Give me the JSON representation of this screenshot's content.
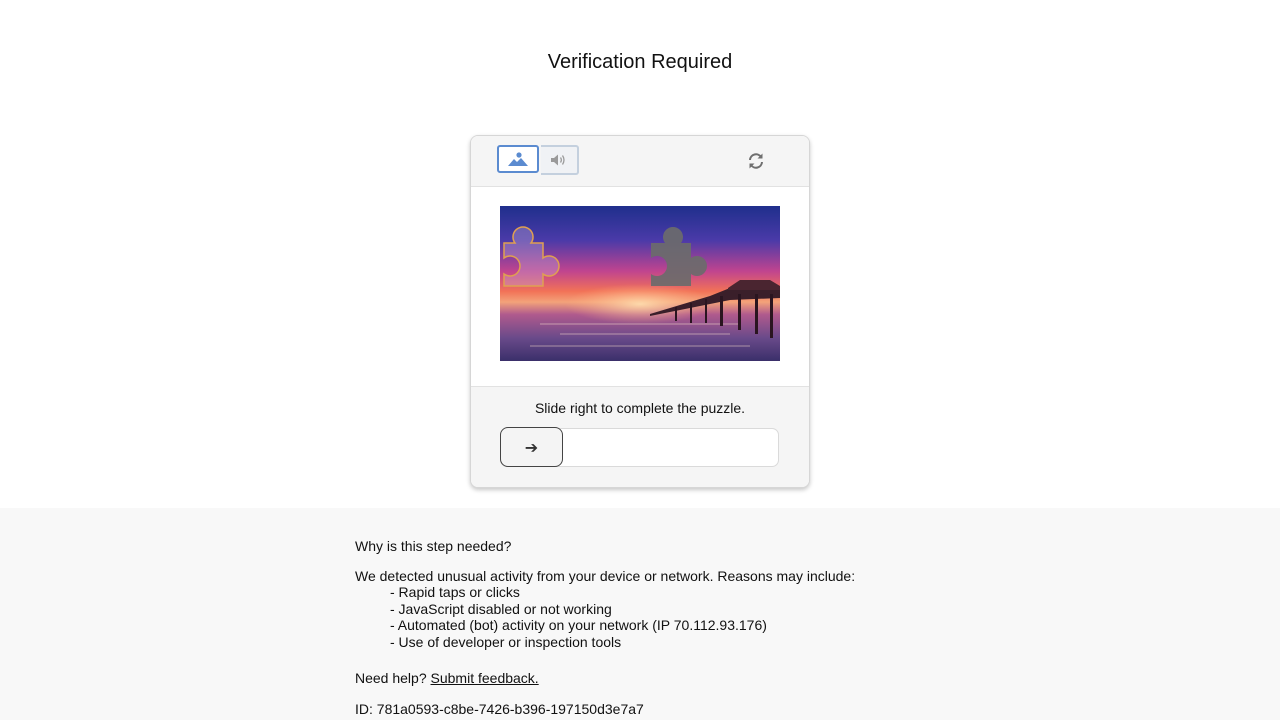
{
  "page": {
    "title": "Verification Required"
  },
  "captcha": {
    "mode_image_icon": "image-icon",
    "mode_audio_icon": "speaker-icon",
    "refresh_icon": "refresh-icon",
    "puzzle_image": "sunset-pier-photo",
    "instruction": "Slide right to complete the puzzle.",
    "slider_icon": "arrow-right-icon",
    "slider_arrow": "➔",
    "slider_progress": 0
  },
  "info": {
    "why_heading": "Why is this step needed?",
    "detected_text": "We detected unusual activity from your device or network. Reasons may include:",
    "reasons": [
      "- Rapid taps or clicks",
      "- JavaScript disabled or not working",
      "- Automated (bot) activity on your network (IP 70.112.93.176)",
      "- Use of developer or inspection tools"
    ],
    "help_prefix": "Need help?",
    "help_link": "Submit feedback.",
    "id_line": "ID: 781a0593-c8be-7426-b396-197150d3e7a7"
  },
  "colors": {
    "accent": "#5b8bd0",
    "piece_target": "#6b6b6b",
    "piece_outline": "#e0a050",
    "info_band": "#f8f8f8"
  }
}
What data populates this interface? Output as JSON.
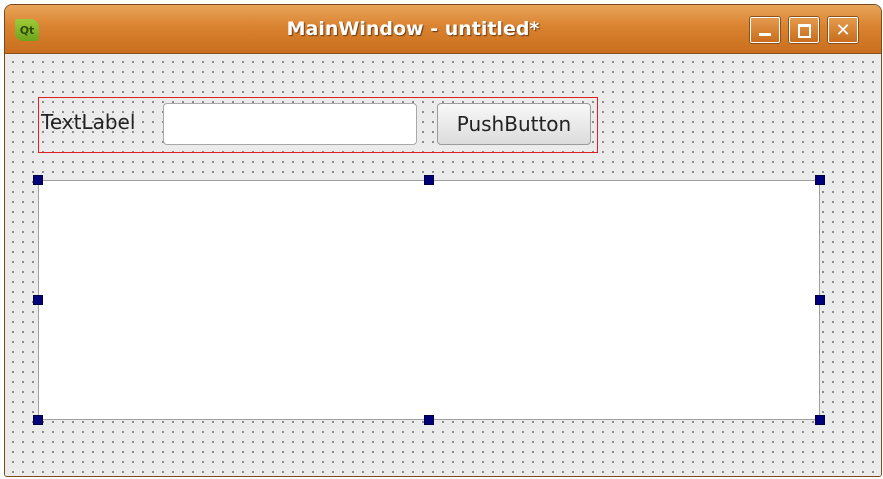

------------

--- EXERCISE DETAILS ---
Take every line containing the word "your" and copy it.

--- SOLUTION TO THIS PROBLEM ---
    "detected_text": "We detected unusual activity from your device or network. Reasons may include:",
      "- Automated (bot) activity on your network (IP 70.112.93.176)",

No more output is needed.